[What the exercise asks]: Output the material below unchanged, apart from leaving out the pictures.

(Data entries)
----------

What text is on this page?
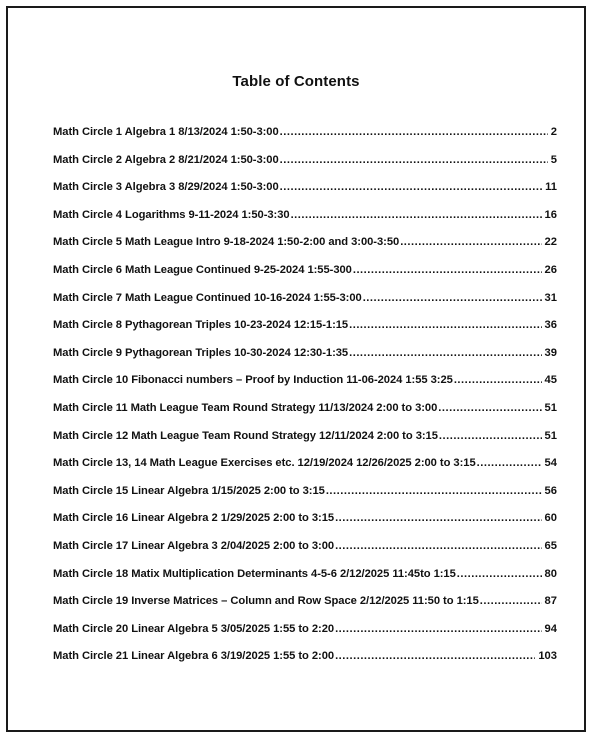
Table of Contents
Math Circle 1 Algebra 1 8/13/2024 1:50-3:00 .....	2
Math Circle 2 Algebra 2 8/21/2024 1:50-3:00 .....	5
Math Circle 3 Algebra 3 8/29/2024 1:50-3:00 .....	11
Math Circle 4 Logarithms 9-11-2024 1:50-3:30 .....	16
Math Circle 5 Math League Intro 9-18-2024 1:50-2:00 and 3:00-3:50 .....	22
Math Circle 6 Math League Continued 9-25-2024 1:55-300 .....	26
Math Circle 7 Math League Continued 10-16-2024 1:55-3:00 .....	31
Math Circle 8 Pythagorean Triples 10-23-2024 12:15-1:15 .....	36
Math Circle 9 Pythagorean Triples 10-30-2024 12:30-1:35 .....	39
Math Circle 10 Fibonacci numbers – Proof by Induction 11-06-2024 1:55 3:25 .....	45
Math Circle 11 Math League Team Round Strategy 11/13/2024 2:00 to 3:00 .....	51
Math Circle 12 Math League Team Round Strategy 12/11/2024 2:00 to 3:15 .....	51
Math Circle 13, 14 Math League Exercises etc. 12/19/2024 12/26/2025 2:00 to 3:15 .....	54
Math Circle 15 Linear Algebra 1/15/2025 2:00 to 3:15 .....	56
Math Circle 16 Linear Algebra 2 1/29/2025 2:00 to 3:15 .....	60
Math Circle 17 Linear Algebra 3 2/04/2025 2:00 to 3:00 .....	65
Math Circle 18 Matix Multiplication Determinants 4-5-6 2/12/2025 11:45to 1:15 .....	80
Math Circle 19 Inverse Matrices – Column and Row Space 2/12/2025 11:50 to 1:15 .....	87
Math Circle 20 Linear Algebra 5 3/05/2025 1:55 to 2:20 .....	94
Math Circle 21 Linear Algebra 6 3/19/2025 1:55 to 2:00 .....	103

----------

[Reply to the task]:
What text is on this page?
Table of Contents
Math Circle 1 Algebra 1 8/13/2024 1:50-3:00 .....	2
Math Circle 2 Algebra 2 8/21/2024 1:50-3:00 .....	5
Math Circle 3 Algebra 3 8/29/2024 1:50-3:00 .....	11
Math Circle 4 Logarithms 9-11-2024 1:50-3:30 .....	16
Math Circle 5 Math League Intro 9-18-2024 1:50-2:00 and 3:00-3:50 .....	22
Math Circle 6 Math League Continued 9-25-2024 1:55-300 .....	26
Math Circle 7 Math League Continued 10-16-2024 1:55-3:00 .....	31
Math Circle 8 Pythagorean Triples 10-23-2024 12:15-1:15 .....	36
Math Circle 9 Pythagorean Triples 10-30-2024 12:30-1:35 .....	39
Math Circle 10 Fibonacci numbers – Proof by Induction 11-06-2024 1:55 3:25 .....	45
Math Circle 11 Math League Team Round Strategy 11/13/2024 2:00 to 3:00 .....	51
Math Circle 12 Math League Team Round Strategy 12/11/2024 2:00 to 3:15 .....	51
Math Circle 13, 14 Math League Exercises etc. 12/19/2024 12/26/2025 2:00 to 3:15 .....	54
Math Circle 15 Linear Algebra 1/15/2025 2:00 to 3:15 .....	56
Math Circle 16 Linear Algebra 2 1/29/2025 2:00 to 3:15 .....	60
Math Circle 17 Linear Algebra 3 2/04/2025 2:00 to 3:00 .....	65
Math Circle 18 Matix Multiplication Determinants 4-5-6 2/12/2025 11:45to 1:15 .....	80
Math Circle 19 Inverse Matrices – Column and Row Space 2/12/2025 11:50 to 1:15 .....	87
Math Circle 20 Linear Algebra 5 3/05/2025 1:55 to 2:20 .....	94
Math Circle 21 Linear Algebra 6 3/19/2025 1:55 to 2:00 .....	103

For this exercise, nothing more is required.